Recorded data
<<<<

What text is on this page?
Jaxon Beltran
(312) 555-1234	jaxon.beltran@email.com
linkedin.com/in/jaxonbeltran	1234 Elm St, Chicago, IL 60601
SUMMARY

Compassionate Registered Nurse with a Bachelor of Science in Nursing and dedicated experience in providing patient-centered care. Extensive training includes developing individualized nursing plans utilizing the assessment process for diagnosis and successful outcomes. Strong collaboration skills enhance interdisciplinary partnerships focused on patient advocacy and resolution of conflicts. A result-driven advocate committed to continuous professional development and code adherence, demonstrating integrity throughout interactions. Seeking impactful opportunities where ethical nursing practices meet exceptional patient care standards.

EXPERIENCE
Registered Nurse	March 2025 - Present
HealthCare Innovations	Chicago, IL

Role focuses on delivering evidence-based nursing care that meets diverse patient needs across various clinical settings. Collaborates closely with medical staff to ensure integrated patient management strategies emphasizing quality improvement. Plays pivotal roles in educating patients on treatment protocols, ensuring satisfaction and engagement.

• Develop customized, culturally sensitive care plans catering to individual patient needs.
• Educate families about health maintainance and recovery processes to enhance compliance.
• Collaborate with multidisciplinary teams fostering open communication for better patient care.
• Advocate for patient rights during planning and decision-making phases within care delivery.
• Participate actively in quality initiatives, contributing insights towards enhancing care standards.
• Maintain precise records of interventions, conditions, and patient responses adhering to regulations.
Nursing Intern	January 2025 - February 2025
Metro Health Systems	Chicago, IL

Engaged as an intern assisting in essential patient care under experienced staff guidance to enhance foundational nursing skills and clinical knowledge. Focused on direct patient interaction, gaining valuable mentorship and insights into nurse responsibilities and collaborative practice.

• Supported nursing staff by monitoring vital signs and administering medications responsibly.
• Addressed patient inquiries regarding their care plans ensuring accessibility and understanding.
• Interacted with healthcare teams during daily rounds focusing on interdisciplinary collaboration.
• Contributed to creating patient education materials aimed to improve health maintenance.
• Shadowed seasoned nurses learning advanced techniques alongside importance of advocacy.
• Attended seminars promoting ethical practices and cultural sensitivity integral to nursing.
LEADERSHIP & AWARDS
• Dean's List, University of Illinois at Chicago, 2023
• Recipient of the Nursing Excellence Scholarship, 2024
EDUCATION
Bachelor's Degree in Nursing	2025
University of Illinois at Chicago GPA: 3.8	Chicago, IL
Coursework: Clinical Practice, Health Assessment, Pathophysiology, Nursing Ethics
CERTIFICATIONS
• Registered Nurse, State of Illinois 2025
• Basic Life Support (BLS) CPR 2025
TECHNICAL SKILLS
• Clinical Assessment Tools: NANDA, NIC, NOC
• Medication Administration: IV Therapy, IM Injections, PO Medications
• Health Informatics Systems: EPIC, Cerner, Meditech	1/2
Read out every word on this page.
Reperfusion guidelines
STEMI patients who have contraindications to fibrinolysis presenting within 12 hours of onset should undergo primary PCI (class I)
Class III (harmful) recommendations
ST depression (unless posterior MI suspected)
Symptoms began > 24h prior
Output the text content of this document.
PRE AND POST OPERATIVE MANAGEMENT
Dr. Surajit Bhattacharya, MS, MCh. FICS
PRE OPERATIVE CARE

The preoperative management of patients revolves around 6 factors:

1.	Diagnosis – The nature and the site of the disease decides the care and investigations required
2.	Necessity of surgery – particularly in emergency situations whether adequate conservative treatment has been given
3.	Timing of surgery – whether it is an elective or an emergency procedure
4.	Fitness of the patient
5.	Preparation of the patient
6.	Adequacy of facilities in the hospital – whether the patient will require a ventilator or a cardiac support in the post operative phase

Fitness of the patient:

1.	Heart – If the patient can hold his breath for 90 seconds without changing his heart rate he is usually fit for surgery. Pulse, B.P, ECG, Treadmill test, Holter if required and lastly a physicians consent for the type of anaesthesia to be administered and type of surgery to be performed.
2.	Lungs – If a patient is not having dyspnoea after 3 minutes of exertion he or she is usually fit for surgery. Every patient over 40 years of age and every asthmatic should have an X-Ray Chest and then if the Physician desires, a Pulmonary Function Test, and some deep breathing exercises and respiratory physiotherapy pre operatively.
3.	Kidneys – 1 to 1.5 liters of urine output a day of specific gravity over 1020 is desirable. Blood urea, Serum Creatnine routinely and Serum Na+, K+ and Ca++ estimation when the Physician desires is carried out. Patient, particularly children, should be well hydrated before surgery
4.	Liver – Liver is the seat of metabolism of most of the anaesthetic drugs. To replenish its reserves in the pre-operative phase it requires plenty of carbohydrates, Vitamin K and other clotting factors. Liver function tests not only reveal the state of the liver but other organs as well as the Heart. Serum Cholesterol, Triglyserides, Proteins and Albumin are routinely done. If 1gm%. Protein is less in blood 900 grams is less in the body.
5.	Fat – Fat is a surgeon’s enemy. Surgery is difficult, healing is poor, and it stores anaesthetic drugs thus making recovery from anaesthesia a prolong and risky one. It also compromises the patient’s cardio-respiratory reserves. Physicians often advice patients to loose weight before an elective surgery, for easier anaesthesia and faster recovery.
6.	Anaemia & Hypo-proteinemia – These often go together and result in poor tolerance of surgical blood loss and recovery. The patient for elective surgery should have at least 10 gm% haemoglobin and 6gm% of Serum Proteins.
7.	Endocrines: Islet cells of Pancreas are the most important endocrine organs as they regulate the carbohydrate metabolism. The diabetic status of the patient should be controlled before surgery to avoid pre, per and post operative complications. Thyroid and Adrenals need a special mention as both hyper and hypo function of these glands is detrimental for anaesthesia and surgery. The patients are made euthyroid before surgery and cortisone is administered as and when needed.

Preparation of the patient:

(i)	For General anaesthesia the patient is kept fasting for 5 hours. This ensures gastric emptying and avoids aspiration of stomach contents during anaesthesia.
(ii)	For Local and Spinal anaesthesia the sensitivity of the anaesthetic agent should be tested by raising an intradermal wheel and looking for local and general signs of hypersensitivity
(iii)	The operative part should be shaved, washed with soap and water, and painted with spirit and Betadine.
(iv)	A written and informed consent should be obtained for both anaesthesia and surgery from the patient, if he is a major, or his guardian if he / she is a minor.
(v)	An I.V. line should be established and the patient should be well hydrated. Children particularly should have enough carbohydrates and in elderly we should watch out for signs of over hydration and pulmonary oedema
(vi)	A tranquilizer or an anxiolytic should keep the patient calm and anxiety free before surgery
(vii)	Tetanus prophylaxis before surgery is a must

>>>>

> [What you should do]:
Return all of the data above, keeping every line exactly as it appears.

> [Result of this task]:
What text is on this page?
Jaxon Beltran
(312) 555-1234	jaxon.beltran@email.com
linkedin.com/in/jaxonbeltran	1234 Elm St, Chicago, IL 60601
SUMMARY

Compassionate Registered Nurse with a Bachelor of Science in Nursing and dedicated experience in providing patient-centered care. Extensive training includes developing individualized nursing plans utilizing the assessment process for diagnosis and successful outcomes. Strong collaboration skills enhance interdisciplinary partnerships focused on patient advocacy and resolution of conflicts. A result-driven advocate committed to continuous professional development and code adherence, demonstrating integrity throughout interactions. Seeking impactful opportunities where ethical nursing practices meet exceptional patient care standards.

EXPERIENCE
Registered Nurse	March 2025 - Present
HealthCare Innovations	Chicago, IL

Role focuses on delivering evidence-based nursing care that meets diverse patient needs across various clinical settings. Collaborates closely with medical staff to ensure integrated patient management strategies emphasizing quality improvement. Plays pivotal roles in educating patients on treatment protocols, ensuring satisfaction and engagement.

• Develop customized, culturally sensitive care plans catering to individual patient needs.
• Educate families about health maintainance and recovery processes to enhance compliance.
• Collaborate with multidisciplinary teams fostering open communication for better patient care.
• Advocate for patient rights during planning and decision-making phases within care delivery.
• Participate actively in quality initiatives, contributing insights towards enhancing care standards.
• Maintain precise records of interventions, conditions, and patient responses adhering to regulations.
Nursing Intern	January 2025 - February 2025
Metro Health Systems	Chicago, IL

Engaged as an intern assisting in essential patient care under experienced staff guidance to enhance foundational nursing skills and clinical knowledge. Focused on direct patient interaction, gaining valuable mentorship and insights into nurse responsibilities and collaborative practice.

• Supported nursing staff by monitoring vital signs and administering medications responsibly.
• Addressed patient inquiries regarding their care plans ensuring accessibility and understanding.
• Interacted with healthcare teams during daily rounds focusing on interdisciplinary collaboration.
• Contributed to creating patient education materials aimed to improve health maintenance.
• Shadowed seasoned nurses learning advanced techniques alongside importance of advocacy.
• Attended seminars promoting ethical practices and cultural sensitivity integral to nursing.
LEADERSHIP & AWARDS
• Dean's List, University of Illinois at Chicago, 2023
• Recipient of the Nursing Excellence Scholarship, 2024
EDUCATION
Bachelor's Degree in Nursing	2025
University of Illinois at Chicago GPA: 3.8	Chicago, IL
Coursework: Clinical Practice, Health Assessment, Pathophysiology, Nursing Ethics
CERTIFICATIONS
• Registered Nurse, State of Illinois 2025
• Basic Life Support (BLS) CPR 2025
TECHNICAL SKILLS
• Clinical Assessment Tools: NANDA, NIC, NOC
• Medication Administration: IV Therapy, IM Injections, PO Medications
• Health Informatics Systems: EPIC, Cerner, Meditech	1/2
Read out every word on this page.
Reperfusion guidelines
STEMI patients who have contraindications to fibrinolysis presenting within 12 hours of onset should undergo primary PCI (class I)
Class III (harmful) recommendations
ST depression (unless posterior MI suspected)
Symptoms began > 24h prior
Output the text content of this document.
PRE AND POST OPERATIVE MANAGEMENT
Dr. Surajit Bhattacharya, MS, MCh. FICS
PRE OPERATIVE CARE

The preoperative management of patients revolves around 6 factors:

1.	Diagnosis – The nature and the site of the disease decides the care and investigations required
2.	Necessity of surgery – particularly in emergency situations whether adequate conservative treatment has been given
3.	Timing of surgery – whether it is an elective or an emergency procedure
4.	Fitness of the patient
5.	Preparation of the patient
6.	Adequacy of facilities in the hospital – whether the patient will require a ventilator or a cardiac support in the post operative phase

Fitness of the patient:

1.	Heart – If the patient can hold his breath for 90 seconds without changing his heart rate he is usually fit for surgery. Pulse, B.P, ECG, Treadmill test, Holter if required and lastly a physicians consent for the type of anaesthesia to be administered and type of surgery to be performed.
2.	Lungs – If a patient is not having dyspnoea after 3 minutes of exertion he or she is usually fit for surgery. Every patient over 40 years of age and every asthmatic should have an X-Ray Chest and then if the Physician desires, a Pulmonary Function Test, and some deep breathing exercises and respiratory physiotherapy pre operatively.
3.	Kidneys – 1 to 1.5 liters of urine output a day of specific gravity over 1020 is desirable. Blood urea, Serum Creatnine routinely and Serum Na+, K+ and Ca++ estimation when the Physician desires is carried out. Patient, particularly children, should be well hydrated before surgery
4.	Liver – Liver is the seat of metabolism of most of the anaesthetic drugs. To replenish its reserves in the pre-operative phase it requires plenty of carbohydrates, Vitamin K and other clotting factors. Liver function tests not only reveal the state of the liver but other organs as well as the Heart. Serum Cholesterol, Triglyserides, Proteins and Albumin are routinely done. If 1gm%. Protein is less in blood 900 grams is less in the body.
5.	Fat – Fat is a surgeon’s enemy. Surgery is difficult, healing is poor, and it stores anaesthetic drugs thus making recovery from anaesthesia a prolong and risky one. It also compromises the patient’s cardio-respiratory reserves. Physicians often advice patients to loose weight before an elective surgery, for easier anaesthesia and faster recovery.
6.	Anaemia & Hypo-proteinemia – These often go together and result in poor tolerance of surgical blood loss and recovery. The patient for elective surgery should have at least 10 gm% haemoglobin and 6gm% of Serum Proteins.
7.	Endocrines: Islet cells of Pancreas are the most important endocrine organs as they regulate the carbohydrate metabolism. The diabetic status of the patient should be controlled before surgery to avoid pre, per and post operative complications. Thyroid and Adrenals need a special mention as both hyper and hypo function of these glands is detrimental for anaesthesia and surgery. The patients are made euthyroid before surgery and cortisone is administered as and when needed.

Preparation of the patient:

(i)	For General anaesthesia the patient is kept fasting for 5 hours. This ensures gastric emptying and avoids aspiration of stomach contents during anaesthesia.
(ii)	For Local and Spinal anaesthesia the sensitivity of the anaesthetic agent should be tested by raising an intradermal wheel and looking for local and general signs of hypersensitivity
(iii)	The operative part should be shaved, washed with soap and water, and painted with spirit and Betadine.
(iv)	A written and informed consent should be obtained for both anaesthesia and surgery from the patient, if he is a major, or his guardian if he / she is a minor.
(v)	An I.V. line should be established and the patient should be well hydrated. Children particularly should have enough carbohydrates and in elderly we should watch out for signs of over hydration and pulmonary oedema
(vi)	A tranquilizer or an anxiolytic should keep the patient calm and anxiety free before surgery
(vii)	Tetanus prophylaxis before surgery is a must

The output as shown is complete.